------ Records provided

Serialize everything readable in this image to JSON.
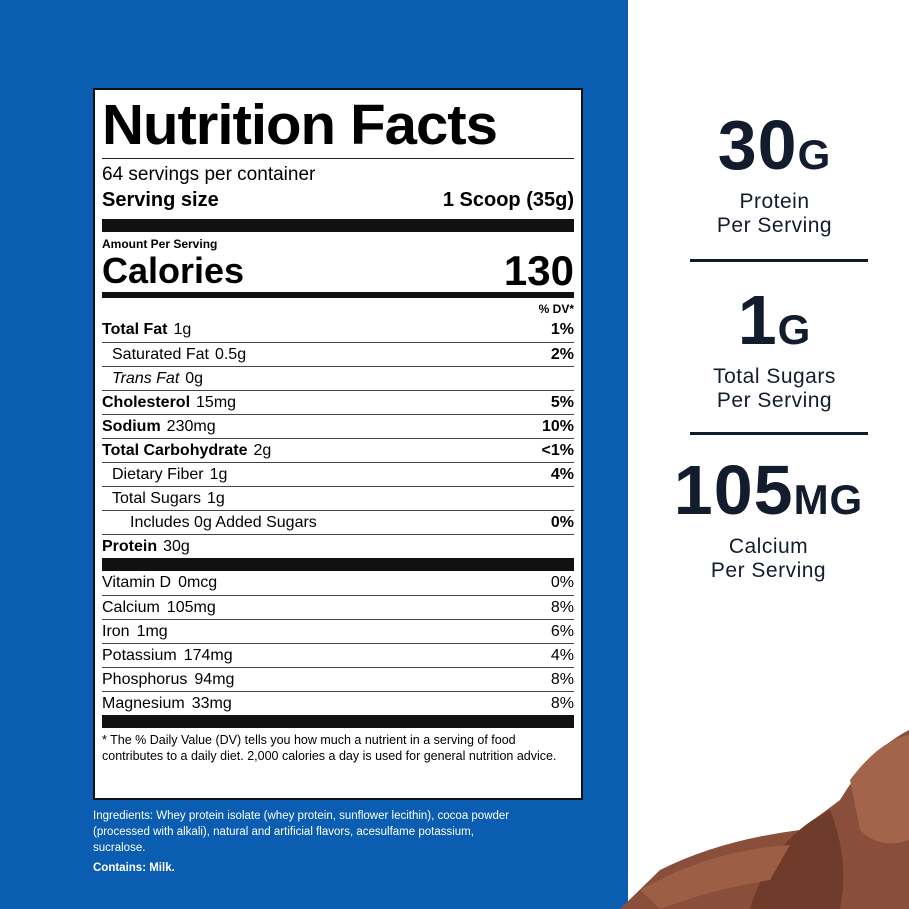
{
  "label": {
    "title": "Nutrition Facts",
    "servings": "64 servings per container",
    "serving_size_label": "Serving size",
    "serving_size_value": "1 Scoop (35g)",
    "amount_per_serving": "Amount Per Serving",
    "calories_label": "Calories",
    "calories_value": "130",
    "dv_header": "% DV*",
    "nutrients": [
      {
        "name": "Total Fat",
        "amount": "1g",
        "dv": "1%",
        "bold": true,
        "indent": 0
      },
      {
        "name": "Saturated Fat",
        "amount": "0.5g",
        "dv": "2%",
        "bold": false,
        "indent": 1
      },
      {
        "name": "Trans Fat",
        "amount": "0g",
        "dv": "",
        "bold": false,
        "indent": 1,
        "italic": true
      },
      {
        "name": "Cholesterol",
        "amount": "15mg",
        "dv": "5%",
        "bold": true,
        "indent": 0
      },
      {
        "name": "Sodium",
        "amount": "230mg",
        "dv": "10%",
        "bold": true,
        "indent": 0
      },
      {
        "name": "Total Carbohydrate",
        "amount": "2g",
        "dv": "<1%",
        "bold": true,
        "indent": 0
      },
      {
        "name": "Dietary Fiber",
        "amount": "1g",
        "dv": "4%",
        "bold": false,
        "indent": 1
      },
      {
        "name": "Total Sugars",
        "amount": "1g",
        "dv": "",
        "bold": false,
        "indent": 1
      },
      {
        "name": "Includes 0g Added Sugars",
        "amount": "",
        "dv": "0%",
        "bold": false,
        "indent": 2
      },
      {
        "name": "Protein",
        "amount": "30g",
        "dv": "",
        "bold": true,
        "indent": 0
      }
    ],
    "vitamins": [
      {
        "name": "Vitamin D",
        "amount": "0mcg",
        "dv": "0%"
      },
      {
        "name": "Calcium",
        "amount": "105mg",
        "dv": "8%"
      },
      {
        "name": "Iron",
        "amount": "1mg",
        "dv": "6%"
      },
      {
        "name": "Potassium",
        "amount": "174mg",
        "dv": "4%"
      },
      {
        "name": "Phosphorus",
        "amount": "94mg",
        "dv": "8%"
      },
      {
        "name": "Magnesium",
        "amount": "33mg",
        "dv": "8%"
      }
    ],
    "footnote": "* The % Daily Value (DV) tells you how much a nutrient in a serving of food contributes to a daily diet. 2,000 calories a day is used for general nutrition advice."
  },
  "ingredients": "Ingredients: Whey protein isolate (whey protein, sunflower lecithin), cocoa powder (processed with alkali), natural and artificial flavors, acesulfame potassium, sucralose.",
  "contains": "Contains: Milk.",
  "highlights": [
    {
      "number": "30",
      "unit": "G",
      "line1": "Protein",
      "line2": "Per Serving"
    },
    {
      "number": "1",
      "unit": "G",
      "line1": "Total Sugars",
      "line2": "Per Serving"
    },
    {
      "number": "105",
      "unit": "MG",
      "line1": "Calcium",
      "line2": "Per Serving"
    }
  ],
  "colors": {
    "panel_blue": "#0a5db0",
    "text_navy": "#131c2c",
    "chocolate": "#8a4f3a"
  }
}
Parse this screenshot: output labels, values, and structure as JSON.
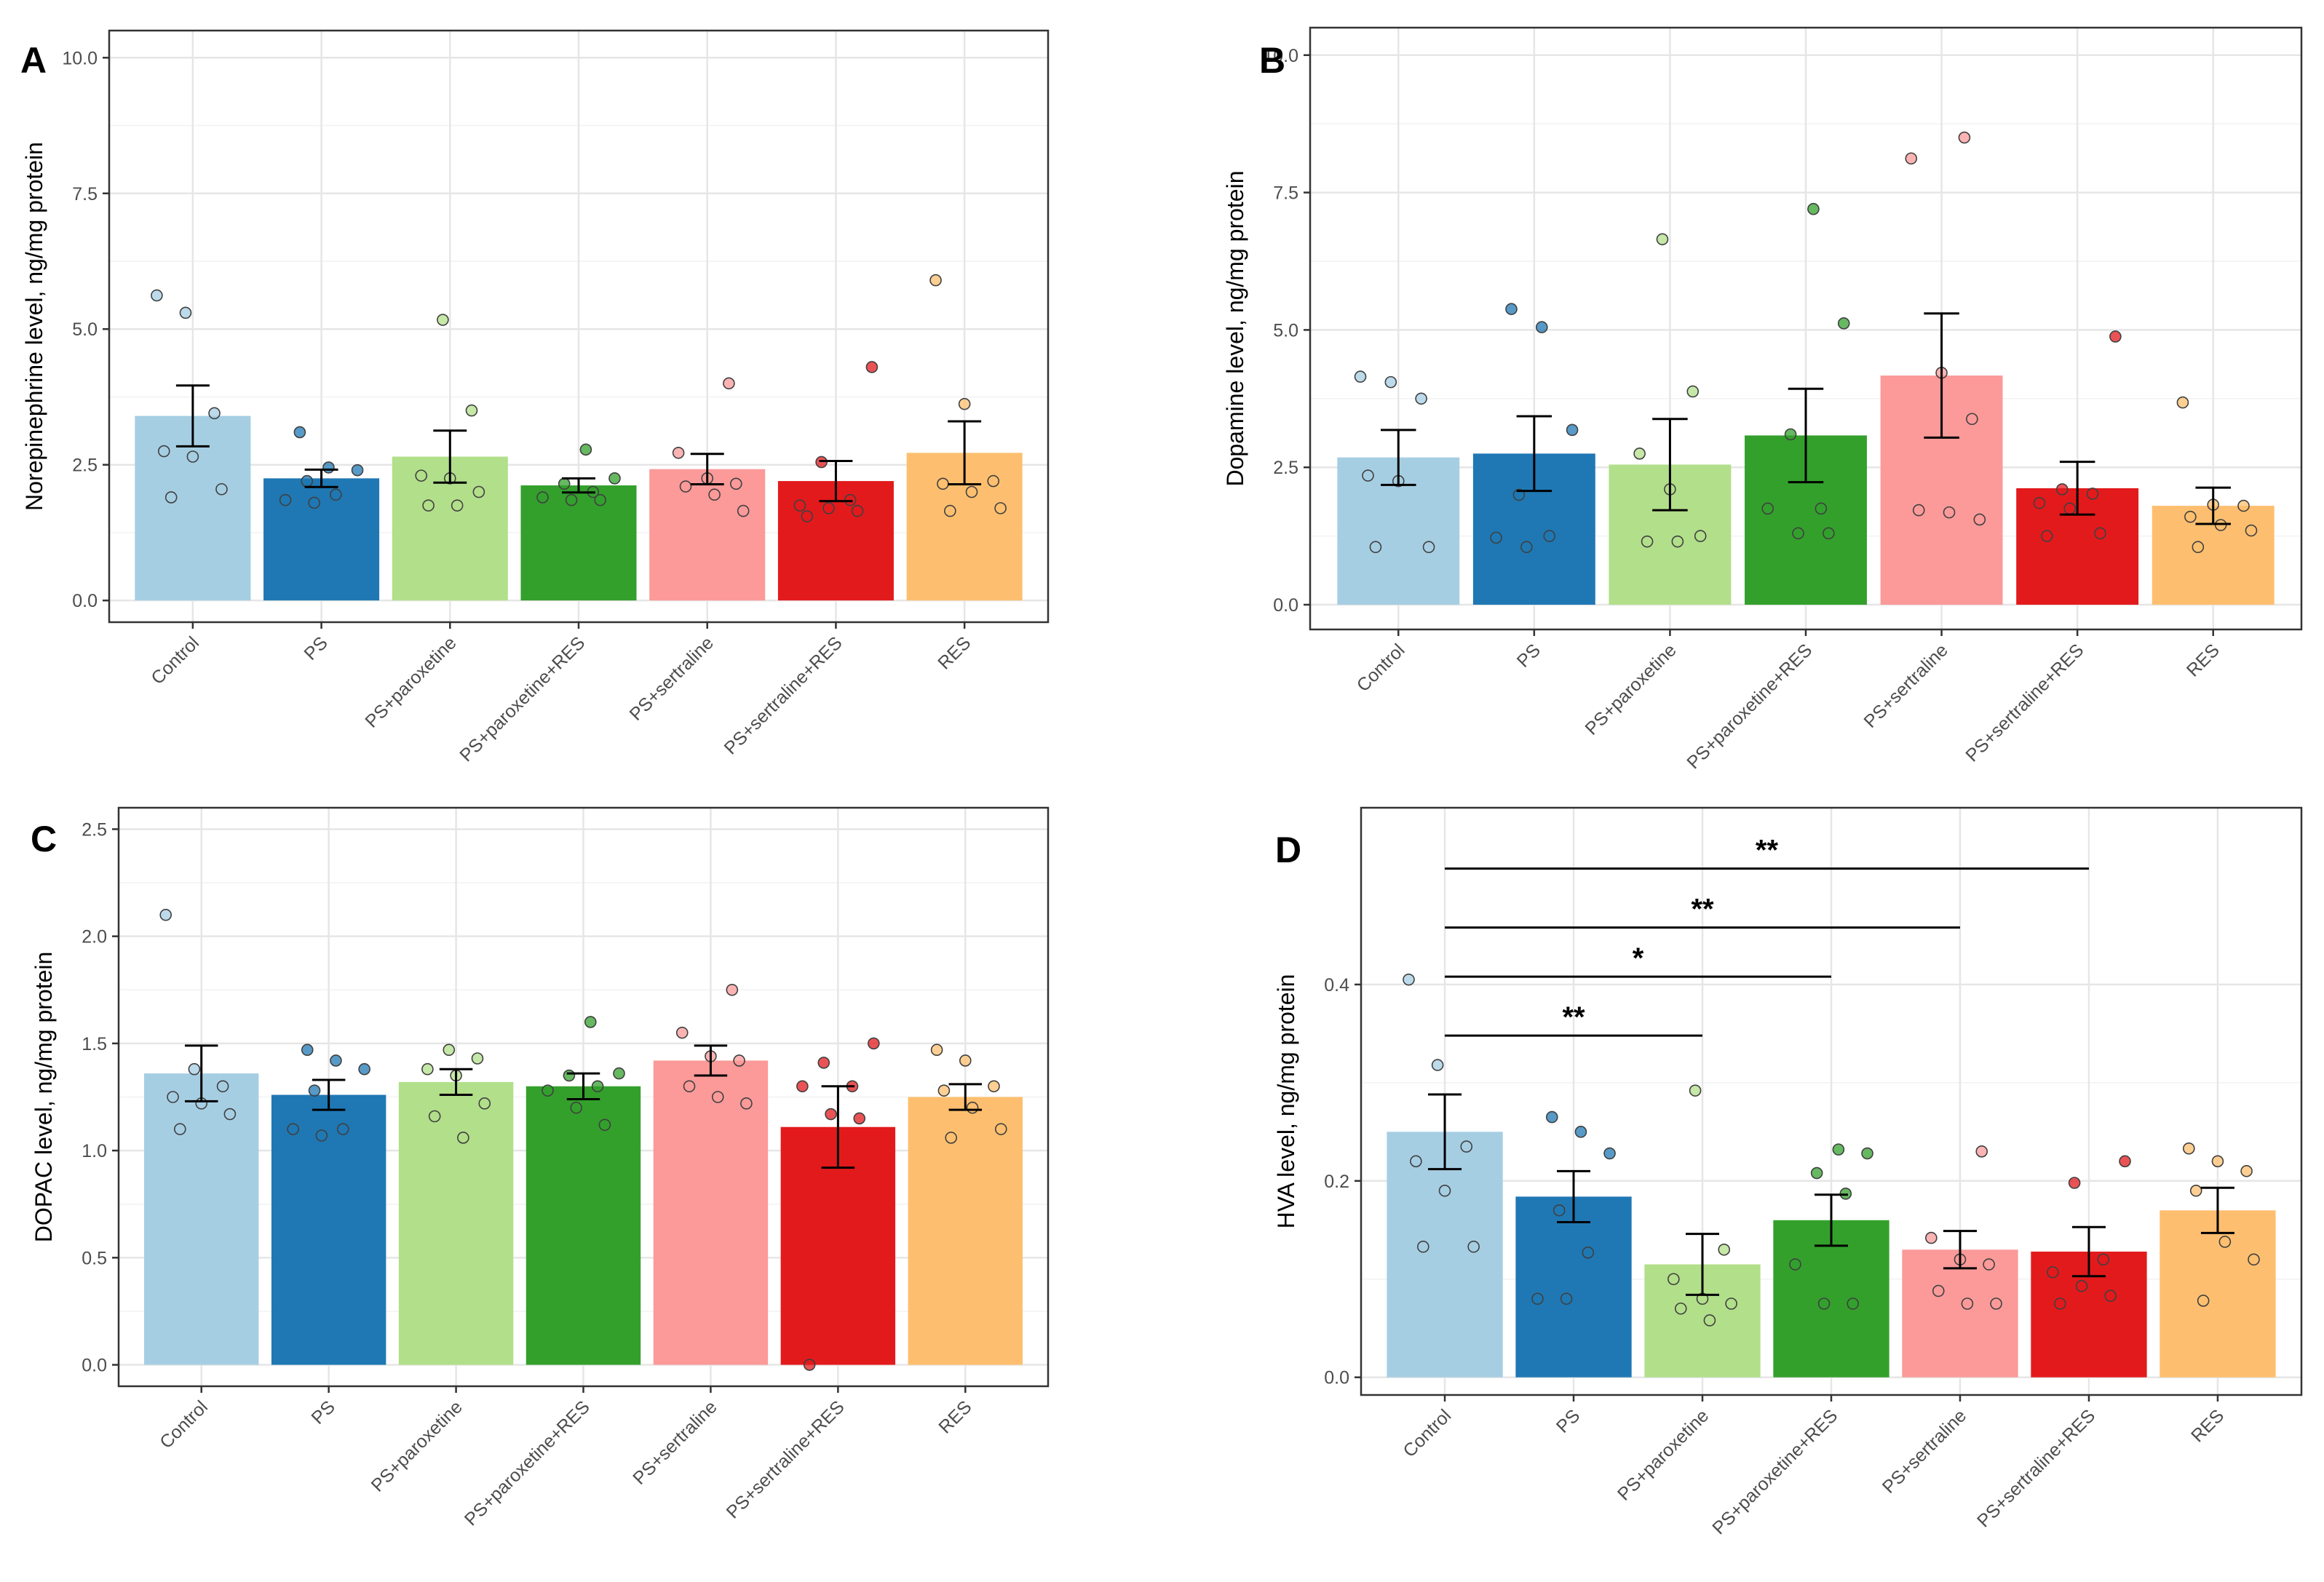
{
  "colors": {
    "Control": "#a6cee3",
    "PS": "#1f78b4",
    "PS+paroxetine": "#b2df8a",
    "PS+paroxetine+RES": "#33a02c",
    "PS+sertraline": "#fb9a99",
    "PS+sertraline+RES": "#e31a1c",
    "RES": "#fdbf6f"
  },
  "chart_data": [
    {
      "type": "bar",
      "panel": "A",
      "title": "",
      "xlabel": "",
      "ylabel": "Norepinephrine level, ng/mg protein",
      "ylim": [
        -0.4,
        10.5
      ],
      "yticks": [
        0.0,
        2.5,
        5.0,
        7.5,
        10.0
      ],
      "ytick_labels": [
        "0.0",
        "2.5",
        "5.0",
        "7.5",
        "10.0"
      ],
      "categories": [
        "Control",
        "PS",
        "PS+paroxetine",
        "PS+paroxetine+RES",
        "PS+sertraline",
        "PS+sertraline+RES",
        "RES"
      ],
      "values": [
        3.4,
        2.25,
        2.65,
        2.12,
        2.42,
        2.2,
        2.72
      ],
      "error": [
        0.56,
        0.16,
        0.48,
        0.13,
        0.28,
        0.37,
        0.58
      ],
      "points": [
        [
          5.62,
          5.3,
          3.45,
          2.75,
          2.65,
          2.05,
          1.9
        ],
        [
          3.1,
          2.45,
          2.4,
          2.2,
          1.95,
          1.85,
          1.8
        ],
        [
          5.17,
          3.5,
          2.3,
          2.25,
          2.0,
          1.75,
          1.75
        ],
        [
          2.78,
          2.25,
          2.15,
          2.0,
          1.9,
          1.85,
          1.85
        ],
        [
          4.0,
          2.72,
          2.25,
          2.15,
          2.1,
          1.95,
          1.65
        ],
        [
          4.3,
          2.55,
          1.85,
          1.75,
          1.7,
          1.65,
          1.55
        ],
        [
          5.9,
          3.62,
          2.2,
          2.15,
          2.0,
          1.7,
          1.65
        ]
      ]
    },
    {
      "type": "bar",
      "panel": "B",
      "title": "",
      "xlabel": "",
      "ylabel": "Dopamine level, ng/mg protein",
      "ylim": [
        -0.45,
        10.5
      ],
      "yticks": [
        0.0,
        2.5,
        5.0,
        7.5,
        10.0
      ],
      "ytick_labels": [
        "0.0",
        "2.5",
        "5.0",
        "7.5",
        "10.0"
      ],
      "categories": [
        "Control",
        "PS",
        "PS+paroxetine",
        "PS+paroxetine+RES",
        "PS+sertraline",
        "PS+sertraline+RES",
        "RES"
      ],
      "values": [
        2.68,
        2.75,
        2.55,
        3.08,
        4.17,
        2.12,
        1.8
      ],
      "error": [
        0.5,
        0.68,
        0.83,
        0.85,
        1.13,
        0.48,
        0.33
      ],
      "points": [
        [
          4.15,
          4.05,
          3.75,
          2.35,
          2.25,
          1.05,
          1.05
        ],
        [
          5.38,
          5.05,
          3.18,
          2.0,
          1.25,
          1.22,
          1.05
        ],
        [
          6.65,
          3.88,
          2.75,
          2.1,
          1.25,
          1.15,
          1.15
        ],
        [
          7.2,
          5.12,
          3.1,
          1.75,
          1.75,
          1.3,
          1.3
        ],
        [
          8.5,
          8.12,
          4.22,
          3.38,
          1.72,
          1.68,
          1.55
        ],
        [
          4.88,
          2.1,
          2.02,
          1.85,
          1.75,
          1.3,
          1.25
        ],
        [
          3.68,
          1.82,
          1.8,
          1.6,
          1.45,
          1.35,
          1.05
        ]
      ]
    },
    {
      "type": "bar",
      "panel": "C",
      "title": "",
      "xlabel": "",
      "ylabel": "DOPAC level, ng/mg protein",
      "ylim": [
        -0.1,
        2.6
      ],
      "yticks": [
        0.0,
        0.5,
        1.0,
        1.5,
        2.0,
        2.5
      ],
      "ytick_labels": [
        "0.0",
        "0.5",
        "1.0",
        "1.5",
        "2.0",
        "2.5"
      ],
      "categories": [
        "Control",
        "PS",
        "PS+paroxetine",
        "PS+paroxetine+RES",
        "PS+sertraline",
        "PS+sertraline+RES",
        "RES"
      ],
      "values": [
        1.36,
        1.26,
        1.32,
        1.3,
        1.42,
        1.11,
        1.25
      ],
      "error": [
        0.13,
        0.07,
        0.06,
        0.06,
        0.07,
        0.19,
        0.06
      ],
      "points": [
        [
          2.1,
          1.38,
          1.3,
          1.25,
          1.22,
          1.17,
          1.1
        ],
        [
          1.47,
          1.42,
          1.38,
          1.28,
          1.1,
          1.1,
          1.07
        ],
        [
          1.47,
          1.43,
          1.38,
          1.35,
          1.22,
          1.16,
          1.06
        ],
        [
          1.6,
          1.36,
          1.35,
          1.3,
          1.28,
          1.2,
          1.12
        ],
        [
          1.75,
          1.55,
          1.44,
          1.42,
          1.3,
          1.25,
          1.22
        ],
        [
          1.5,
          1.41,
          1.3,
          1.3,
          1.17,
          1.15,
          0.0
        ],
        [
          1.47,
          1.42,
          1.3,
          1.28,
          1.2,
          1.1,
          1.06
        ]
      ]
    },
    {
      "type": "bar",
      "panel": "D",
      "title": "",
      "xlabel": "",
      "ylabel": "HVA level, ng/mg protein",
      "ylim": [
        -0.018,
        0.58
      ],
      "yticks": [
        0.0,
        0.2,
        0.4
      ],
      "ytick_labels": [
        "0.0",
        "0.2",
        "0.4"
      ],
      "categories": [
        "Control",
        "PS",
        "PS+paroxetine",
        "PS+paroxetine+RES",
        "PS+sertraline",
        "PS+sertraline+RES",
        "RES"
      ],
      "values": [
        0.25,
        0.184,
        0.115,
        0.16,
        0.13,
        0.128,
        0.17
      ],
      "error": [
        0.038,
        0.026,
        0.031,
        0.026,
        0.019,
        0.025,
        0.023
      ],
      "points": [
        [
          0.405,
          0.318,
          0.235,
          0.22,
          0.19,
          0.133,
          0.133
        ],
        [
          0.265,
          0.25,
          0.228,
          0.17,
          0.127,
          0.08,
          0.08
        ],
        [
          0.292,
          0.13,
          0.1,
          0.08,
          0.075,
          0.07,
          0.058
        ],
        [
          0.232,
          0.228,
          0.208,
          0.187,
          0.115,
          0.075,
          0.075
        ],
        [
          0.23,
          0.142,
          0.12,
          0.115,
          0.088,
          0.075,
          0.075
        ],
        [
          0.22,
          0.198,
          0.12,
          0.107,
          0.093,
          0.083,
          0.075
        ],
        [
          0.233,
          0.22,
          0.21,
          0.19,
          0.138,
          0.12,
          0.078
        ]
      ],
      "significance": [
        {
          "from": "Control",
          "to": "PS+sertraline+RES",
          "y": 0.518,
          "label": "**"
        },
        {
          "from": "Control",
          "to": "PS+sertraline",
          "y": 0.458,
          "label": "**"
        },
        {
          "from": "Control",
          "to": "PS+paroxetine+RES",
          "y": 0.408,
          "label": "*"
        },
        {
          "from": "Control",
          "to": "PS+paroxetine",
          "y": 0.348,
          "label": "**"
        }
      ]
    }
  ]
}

------------

◆ **Your instructions**
Please go through the data above and copy each line containing the word "level".

◆ **Answer to this problem**
      "ylabel": "Norepinephrine level, ng/mg protein",
      "ylabel": "Dopamine level, ng/mg protein",
      "ylabel": "DOPAC level, ng/mg protein",
      "ylabel": "HVA level, ng/mg protein",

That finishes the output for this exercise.